Directive: Some lines in the listing below may include the string "радость". How many are there? Give only the number.

--- start of Listed entries ---

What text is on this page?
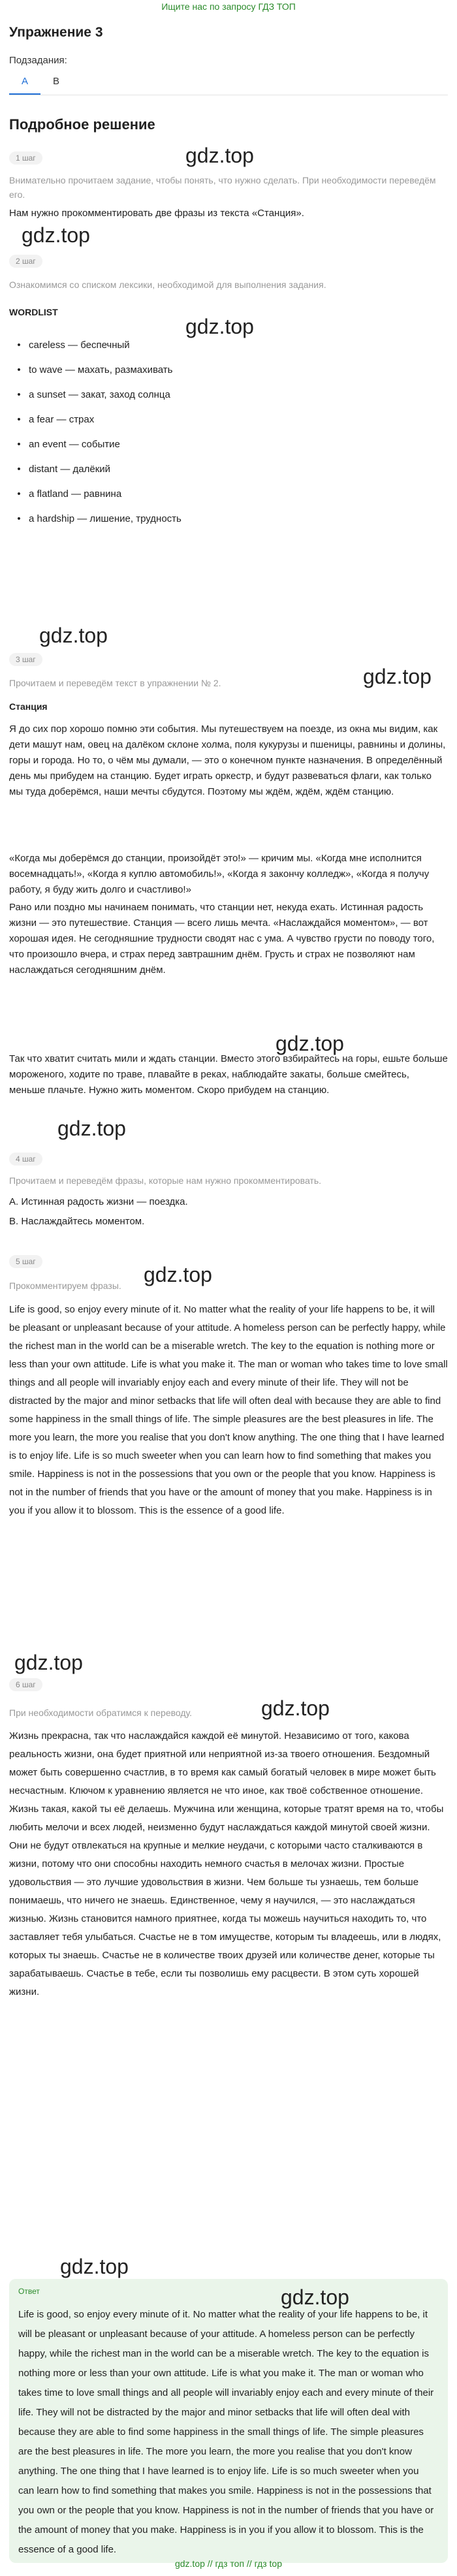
Ищите нас по запросу ГДЗ ТОП
Упражнение 3
Подзадания:
A	B
Подробное решение
gdz.top
1 шаг
Внимательно прочитаем задание, чтобы понять, что нужно сделать. При необходимости переведём его.
Нам нужно прокомментировать две фразы из текста «Станция».
gdz.top
2 шаг
Ознакомимся со списком лексики, необходимой для выполнения задания.
WORDLIST
gdz.top
• careless — беспечный
• to wave — махать, размахивать
• a sunset — закат, заход солнца
• a fear — страх
• an event — событие
• distant — далёкий
• a flatland — равнина
• a hardship — лишение, трудность
gdz.top
gdz.top
3 шаг
Прочитаем и переведём текст в упражнении № 2.
Станция
Я до сих пор хорошо помню эти события. Мы путешествуем на поезде, из окна мы видим, как дети машут нам, овец на далёком склоне холма, поля кукурузы и пшеницы, равнины и долины, горы и города. Но то, о чём мы думали, — это о конечном пункте назначения. В определённый день мы прибудем на станцию. Будет играть оркестр, и будут развеваться флаги, как только мы туда доберёмся, наши мечты сбудутся. Поэтому мы ждём, ждём, ждём станцию.
«Когда мы доберёмся до станции, произойдёт это!» — кричим мы. «Когда мне исполнится восемнадцать!», «Когда я куплю автомобиль!», «Когда я закончу колледж», «Когда я получу работу, я буду жить долго и счастливо!»
Рано или поздно мы начинаем понимать, что станции нет, некуда ехать. Истинная радость жизни — это путешествие. Станция — всего лишь мечта. «Наслаждайся моментом», — вот хорошая идея. Не сегодняшние трудности сводят нас с ума. А чувство грусти по поводу того, что произошло вчера, и страх перед завтрашним днём. Грусть и страх не позволяют нам наслаждаться сегодняшним днём.
gdz.top
Так что хватит считать мили и ждать станции. Вместо этого взбирайтесь на горы, ешьте больше мороженого, ходите по траве, плавайте в реках, наблюдайте закаты, больше смейтесь, меньше плачьте. Нужно жить моментом. Скоро прибудем на станцию.
gdz.top
4 шаг
Прочитаем и переведём фразы, которые нам нужно прокомментировать.
A. Истинная радость жизни — поездка.
B. Наслаждайтесь моментом.
5 шаг
gdz.top
Прокомментируем фразы.
Life is good, so enjoy every minute of it. No matter what the reality of your life happens to be, it will be pleasant or unpleasant because of your attitude. A homeless person can be perfectly happy, while the richest man in the world can be a miserable wretch. The key to the equation is nothing more or less than your own attitude. Life is what you make it. The man or woman who takes time to love small things and all people will invariably enjoy each and every minute of their life. They will not be distracted by the major and minor setbacks that life will often deal with because they are able to find some happiness in the small things of life. The simple pleasures are the best pleasures in life. The more you learn, the more you realise that you don't know anything. The one thing that I have learned is to enjoy life. Life is so much sweeter when you can learn how to find something that makes you smile. Happiness is not in the possessions that you own or the people that you know. Happiness is not in the number of friends that you have or the amount of money that you make. Happiness is in you if you allow it to blossom. This is the essence of a good life.
gdz.top
6 шаг
gdz.top
При необходимости обратимся к переводу.
Жизнь прекрасна, так что наслаждайся каждой её минутой. Независимо от того, какова реальность жизни, она будет приятной или неприятной из-за твоего отношения. Бездомный может быть совершенно счастлив, в то время как самый богатый человек в мире может быть несчастным. Ключом к уравнению является не что иное, как твоё собственное отношение. Жизнь такая, какой ты её делаешь. Мужчина или женщина, которые тратят время на то, чтобы любить мелочи и всех людей, неизменно будут наслаждаться каждой минутой своей жизни. Они не будут отвлекаться на крупные и мелкие неудачи, с которыми часто сталкиваются в жизни, потому что они способны находить немного счастья в мелочах жизни. Простые удовольствия — это лучшие удовольствия в жизни. Чем больше ты узнаешь, тем больше понимаешь, что ничего не знаешь. Единственное, чему я научился, — это наслаждаться жизнью. Жизнь становится намного приятнее, когда ты можешь научиться находить то, что заставляет тебя улыбаться. Счастье не в том имуществе, которым ты владеешь, или в людях, которых ты знаешь. Счастье не в количестве твоих друзей или количестве денег, которые ты зарабатываешь. Счастье в тебе, если ты позволишь ему расцвести. В этом суть хорошей жизни.
gdz.top
Ответ
Life is good, so enjoy every minute of it. No matter what the reality of your life happens to be, it will be pleasant or unpleasant because of your attitude. A homeless person can be perfectly happy, while the richest man in the world can be a miserable wretch. The key to the equation is nothing more or less than your own attitude. Life is what you make it. The man or woman who takes time to love small things and all people will invariably enjoy each and every minute of their life. They will not be distracted by the major and minor setbacks that life will often deal with because they are able to find some happiness in the small things of life. The simple pleasures are the best pleasures in life. The more you learn, the more you realise that you don't know anything. The one thing that I have learned is to enjoy life. Life is so much sweeter when you can learn how to find something that makes you smile. Happiness is not in the possessions that you own or the people that you know. Happiness is not in the number of friends that you have or the amount of money that you make. Happiness is in you if you allow it to blossom. This is the essence of a good life.
gdz.top
gdz.top // гдз топ // гдз top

--- end of Listed entries ---

Full response: 2